▶ _DOCUMENT PASSAGE_
++++++++++++++++++++
And their "Going Out" drive has the blessing right from the top: According to Xinhua, the Chinese Prime Minister Li Keqiang told a meeting of colleagues from the Shanghai Cooperation Organisation (SCO), an Eurasian political, economic and military organisation which was founded in 2001 in Shanghai by China, Kazakhstan, Kyrgyzstan, Russia, Tajikistan, and Uzbekistan, that China is willing to work with other SCO countries to actively expand agricultural cooperation to guarantee food security. (17)

"China now needs a new strategy (to) maintain sovereignty … and occupy the commanding heights of international agricultural competition”, said the agricultural trade strategist Cheng Guoqiang. "'One belt, one road' is an opportunity to reshape the rules of agriculture and maintain stability" (18). Opening up new supplies for agricultural products from Eurasia, building new trade routes and strengthening Chinese agribusiness along the whole production chain of processing, logistics, storage and seeds would reduce China's dependency on international markets, which is forecasted to grow in den next years, and multinational corporations from the United States or Europe controlling global agricultural trade and agribusiness so far.

There are skeptics that the initiative "is at risk of failure", citing the economic slow down in China, difficulties with a number of infrastructure projects like the gas pipeline known as 'Power of Siberia', the downturn in many export markets and conflicts like the one in the Ukraine (19).

As well, it is an open questions, how reliable the reports about investor's interest are and how many of the MoUs, negotiations, intentions and promises will be implemented in the next few years. There are many problems and obstacles in the way like lack of experience with farming as in the case of the sewing machine company Zoje Resources Investment, difficult agroecological conditions, high financing costs and different regulations as well as political mistrust and protests against too much influence by China.

In most cases, any further information is lacking: What are the conditions for the investors, especially regarding environmental and social standards? Will they supply the local markets or are the products for export to China or may be Europe? How is the local population informed and consulted?

But for China, looking and going West – or North as in the case of Siberia - makes a lot of sense, not only for food security: The move started with the reorientation of the development strategy from the export oriented industrialisation along the Eastern and Southeastern Coast towards interior areas and internal markets of the country, including the rapid development of regions in the West like Yunnan province and the Xinjiang Uyghur Autonomous Region - and now looking further beyond the national borders towards more 'greener pastures'.
++++++++++++++++++++
[Data extracted from a collection]
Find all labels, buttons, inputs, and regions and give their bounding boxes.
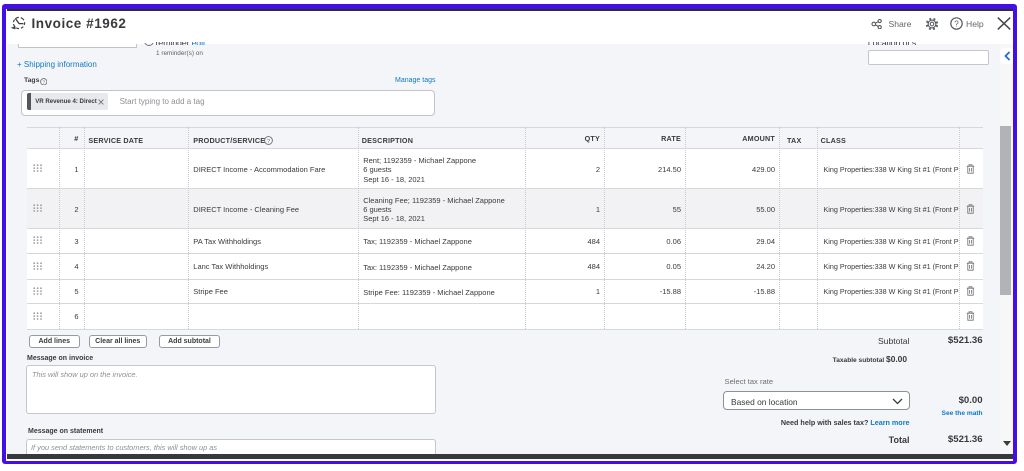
svg-text:?: ? bbox=[266, 138, 269, 144]
svg-text:?: ? bbox=[42, 79, 45, 84]
svg-text:?: ? bbox=[954, 19, 959, 28]
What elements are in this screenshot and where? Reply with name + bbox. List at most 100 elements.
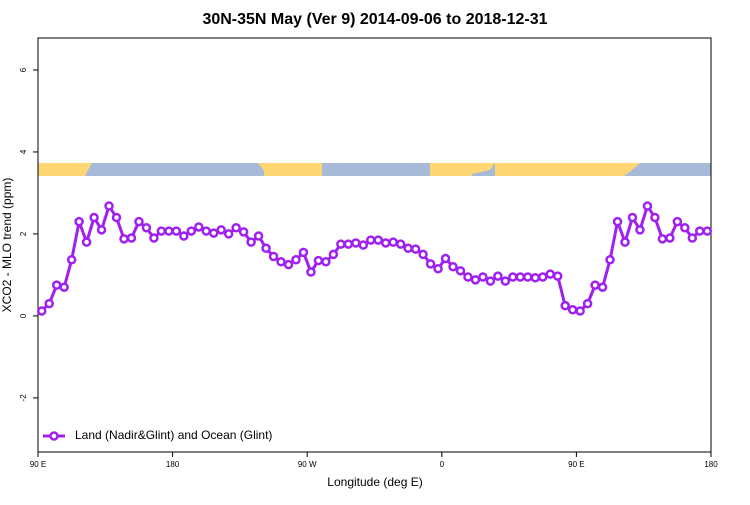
++++++++++++++++++++
▶ _REQUIREMENTS_
Rewrite the stretch of the passage on China's agricultural expansion from "There are skeptics" through "the Ukraine (19).", changing "skeptics" to "critics".

▶ _WRITTEN RESPONSE_
There are critics that the initiative "is at risk of failure", citing the economic slow down in China, difficulties with a number of infrastructure projects like the gas pipeline known as 'Power of Siberia', the downturn in many export markets and conflicts like the one in the Ukraine (19).